Take each line containing the word "watermark" and copy it.
"""
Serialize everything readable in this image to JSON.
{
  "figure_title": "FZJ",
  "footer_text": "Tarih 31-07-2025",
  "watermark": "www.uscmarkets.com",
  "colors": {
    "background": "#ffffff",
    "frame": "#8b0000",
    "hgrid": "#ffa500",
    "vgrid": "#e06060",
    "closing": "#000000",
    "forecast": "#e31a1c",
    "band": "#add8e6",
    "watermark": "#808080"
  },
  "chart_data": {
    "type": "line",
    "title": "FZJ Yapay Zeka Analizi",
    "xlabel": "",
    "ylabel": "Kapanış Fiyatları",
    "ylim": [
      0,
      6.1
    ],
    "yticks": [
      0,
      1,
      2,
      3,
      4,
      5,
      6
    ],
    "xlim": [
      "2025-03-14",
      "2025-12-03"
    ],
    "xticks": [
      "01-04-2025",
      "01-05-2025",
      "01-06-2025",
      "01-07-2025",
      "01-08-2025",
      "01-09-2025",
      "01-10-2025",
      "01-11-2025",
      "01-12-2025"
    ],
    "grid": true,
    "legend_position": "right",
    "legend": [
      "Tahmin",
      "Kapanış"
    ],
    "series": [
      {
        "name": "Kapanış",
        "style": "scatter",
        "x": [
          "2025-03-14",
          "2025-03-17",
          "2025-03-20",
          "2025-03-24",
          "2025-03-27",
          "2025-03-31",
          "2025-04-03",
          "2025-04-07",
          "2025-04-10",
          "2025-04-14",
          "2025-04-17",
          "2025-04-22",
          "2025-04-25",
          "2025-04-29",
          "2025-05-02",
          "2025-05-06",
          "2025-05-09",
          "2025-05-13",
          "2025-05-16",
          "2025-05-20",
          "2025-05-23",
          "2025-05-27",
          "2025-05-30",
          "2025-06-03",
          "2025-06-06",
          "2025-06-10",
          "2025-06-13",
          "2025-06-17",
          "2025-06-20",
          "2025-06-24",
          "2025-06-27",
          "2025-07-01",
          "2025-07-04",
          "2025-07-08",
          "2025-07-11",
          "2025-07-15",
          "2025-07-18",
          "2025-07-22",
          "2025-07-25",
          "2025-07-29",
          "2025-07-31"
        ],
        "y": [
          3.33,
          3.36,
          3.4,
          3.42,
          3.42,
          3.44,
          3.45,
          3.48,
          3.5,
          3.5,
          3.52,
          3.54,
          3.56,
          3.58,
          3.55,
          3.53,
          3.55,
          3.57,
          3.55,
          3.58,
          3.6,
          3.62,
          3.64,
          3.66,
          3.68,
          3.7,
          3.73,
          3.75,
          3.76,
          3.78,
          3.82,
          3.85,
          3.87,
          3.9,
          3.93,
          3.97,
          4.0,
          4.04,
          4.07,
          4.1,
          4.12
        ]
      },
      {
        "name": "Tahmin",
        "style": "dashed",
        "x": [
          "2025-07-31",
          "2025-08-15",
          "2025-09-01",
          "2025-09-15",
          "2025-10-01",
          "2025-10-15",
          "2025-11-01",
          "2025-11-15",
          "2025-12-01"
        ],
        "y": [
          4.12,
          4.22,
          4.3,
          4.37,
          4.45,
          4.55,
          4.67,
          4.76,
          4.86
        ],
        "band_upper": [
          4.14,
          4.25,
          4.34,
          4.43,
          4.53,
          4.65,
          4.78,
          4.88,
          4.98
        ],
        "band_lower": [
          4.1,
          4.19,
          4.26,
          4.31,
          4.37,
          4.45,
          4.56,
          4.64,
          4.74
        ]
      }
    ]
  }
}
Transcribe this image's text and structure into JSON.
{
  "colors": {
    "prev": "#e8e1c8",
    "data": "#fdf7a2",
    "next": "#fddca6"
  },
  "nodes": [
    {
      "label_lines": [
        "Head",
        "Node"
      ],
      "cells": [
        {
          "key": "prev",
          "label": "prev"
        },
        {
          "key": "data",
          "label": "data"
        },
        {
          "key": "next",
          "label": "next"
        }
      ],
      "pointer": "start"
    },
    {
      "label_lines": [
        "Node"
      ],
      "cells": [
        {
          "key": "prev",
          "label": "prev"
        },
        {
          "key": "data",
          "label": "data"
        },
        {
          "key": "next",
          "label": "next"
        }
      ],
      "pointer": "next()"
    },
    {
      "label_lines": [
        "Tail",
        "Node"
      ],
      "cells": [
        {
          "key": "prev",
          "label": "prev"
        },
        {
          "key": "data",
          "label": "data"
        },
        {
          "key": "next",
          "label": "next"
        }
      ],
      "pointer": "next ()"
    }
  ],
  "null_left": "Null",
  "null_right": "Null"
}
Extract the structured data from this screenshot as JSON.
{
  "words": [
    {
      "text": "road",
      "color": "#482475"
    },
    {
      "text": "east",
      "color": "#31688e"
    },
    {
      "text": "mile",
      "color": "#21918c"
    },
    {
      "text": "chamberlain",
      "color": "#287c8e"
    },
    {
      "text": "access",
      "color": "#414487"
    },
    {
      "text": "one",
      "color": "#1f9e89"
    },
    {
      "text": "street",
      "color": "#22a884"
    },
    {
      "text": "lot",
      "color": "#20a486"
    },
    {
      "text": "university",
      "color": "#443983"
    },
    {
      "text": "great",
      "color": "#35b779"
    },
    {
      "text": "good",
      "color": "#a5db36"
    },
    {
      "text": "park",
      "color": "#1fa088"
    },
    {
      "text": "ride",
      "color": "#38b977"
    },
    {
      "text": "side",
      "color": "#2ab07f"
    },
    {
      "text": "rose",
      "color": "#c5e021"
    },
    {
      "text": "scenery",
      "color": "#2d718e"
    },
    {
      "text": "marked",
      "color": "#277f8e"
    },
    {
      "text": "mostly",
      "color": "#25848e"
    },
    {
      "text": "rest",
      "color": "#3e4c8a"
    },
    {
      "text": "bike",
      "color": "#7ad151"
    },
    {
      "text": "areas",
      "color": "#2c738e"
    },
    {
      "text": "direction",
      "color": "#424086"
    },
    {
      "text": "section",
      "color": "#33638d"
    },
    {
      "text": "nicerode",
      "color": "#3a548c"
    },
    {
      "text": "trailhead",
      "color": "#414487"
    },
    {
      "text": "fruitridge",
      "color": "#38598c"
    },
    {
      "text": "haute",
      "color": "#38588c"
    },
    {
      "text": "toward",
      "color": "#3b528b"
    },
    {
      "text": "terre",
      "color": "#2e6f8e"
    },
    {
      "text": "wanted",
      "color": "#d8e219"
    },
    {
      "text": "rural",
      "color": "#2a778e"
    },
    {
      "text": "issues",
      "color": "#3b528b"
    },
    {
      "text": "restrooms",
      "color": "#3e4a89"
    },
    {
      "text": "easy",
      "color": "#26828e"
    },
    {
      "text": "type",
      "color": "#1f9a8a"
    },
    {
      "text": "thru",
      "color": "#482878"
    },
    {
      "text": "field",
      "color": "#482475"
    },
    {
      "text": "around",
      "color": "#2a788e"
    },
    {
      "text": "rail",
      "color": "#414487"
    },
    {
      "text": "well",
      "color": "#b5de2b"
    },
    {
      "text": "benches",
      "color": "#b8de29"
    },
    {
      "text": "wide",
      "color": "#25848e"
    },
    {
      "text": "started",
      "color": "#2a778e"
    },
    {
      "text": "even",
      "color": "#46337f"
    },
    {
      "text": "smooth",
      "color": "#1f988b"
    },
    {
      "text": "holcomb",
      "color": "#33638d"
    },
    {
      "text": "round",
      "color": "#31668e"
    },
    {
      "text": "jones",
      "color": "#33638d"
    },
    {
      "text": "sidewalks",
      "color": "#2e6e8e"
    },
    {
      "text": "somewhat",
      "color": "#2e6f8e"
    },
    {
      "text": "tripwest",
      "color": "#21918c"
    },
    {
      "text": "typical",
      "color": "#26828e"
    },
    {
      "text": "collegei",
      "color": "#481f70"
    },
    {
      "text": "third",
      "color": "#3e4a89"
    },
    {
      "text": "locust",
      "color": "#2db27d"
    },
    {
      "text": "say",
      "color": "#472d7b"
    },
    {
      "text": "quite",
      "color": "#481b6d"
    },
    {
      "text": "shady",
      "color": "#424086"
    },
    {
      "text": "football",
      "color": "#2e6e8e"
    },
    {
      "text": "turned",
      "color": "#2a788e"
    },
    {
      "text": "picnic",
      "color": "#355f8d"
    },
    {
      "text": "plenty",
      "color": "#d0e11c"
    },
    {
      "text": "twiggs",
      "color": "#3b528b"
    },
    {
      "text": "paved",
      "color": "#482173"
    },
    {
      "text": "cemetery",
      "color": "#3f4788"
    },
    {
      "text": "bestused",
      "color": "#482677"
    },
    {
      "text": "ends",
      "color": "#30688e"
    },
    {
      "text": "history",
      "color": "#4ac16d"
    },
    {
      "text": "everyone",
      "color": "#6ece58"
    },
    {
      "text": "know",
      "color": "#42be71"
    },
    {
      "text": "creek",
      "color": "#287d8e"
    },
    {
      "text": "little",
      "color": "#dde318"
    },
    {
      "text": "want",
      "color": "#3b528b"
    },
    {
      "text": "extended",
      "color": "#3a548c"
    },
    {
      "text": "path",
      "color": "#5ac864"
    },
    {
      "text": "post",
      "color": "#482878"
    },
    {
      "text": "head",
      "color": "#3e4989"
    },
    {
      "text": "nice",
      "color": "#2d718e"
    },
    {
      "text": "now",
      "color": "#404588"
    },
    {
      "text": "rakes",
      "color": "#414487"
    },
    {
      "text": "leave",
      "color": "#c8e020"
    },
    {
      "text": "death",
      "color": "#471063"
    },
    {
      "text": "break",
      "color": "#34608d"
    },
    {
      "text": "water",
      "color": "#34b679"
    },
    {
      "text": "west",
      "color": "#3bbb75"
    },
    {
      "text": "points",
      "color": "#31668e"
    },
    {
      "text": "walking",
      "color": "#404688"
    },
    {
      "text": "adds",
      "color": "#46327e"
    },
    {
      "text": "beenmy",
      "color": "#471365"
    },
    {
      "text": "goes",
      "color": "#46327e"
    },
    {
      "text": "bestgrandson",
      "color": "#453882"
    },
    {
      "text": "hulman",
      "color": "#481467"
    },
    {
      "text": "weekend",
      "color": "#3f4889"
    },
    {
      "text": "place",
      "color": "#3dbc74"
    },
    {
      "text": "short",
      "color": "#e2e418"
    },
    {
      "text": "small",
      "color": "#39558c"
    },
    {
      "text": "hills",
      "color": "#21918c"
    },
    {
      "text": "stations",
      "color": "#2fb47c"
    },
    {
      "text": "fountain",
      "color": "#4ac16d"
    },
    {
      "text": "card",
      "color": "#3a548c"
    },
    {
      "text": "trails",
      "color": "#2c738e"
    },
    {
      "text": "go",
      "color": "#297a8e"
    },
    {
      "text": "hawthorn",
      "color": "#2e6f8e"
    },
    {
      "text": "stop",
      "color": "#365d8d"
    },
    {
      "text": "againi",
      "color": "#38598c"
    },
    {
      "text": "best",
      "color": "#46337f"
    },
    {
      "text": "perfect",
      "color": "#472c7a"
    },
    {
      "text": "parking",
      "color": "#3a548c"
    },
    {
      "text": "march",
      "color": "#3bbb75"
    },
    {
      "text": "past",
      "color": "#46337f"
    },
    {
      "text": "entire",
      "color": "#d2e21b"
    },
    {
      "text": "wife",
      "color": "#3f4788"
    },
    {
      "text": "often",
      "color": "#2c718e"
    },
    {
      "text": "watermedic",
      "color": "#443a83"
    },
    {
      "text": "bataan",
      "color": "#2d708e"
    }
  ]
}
"""
# [Final answer]
  "watermark": "www.uscmarkets.com",
    "watermark": "#808080"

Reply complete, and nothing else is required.